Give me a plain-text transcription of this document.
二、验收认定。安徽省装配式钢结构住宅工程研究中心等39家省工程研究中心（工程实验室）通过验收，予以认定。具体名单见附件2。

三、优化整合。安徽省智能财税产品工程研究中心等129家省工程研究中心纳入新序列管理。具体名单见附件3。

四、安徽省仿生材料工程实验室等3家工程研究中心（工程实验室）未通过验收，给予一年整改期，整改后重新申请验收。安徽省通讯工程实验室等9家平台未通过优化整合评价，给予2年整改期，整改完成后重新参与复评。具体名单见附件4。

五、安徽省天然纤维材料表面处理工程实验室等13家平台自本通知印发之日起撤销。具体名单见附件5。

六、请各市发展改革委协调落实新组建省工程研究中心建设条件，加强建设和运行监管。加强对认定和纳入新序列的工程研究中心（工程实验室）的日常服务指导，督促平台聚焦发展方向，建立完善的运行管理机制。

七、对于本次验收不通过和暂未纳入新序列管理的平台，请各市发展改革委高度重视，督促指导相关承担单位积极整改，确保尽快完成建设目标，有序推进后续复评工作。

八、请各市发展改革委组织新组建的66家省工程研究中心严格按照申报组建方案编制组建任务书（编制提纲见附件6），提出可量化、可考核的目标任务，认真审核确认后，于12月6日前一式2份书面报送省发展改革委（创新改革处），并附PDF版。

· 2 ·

--

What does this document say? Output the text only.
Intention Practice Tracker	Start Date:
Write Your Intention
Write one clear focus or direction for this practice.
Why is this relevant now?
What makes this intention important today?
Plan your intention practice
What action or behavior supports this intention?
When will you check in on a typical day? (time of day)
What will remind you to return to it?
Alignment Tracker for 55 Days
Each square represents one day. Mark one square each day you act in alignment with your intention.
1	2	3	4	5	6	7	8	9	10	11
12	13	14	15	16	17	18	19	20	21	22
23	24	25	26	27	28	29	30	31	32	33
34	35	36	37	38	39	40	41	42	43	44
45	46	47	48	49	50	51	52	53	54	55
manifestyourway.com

### TO BE DONE
Identify each line containing the string "this" and copy it out.

### WRITTEN ANSWER
Give me a plain-text transcription of this document.
What does this document say? Output the text only.
Write one clear focus or direction for this practice.
Why is this relevant now?
What makes this intention important today?
What action or behavior supports this intention?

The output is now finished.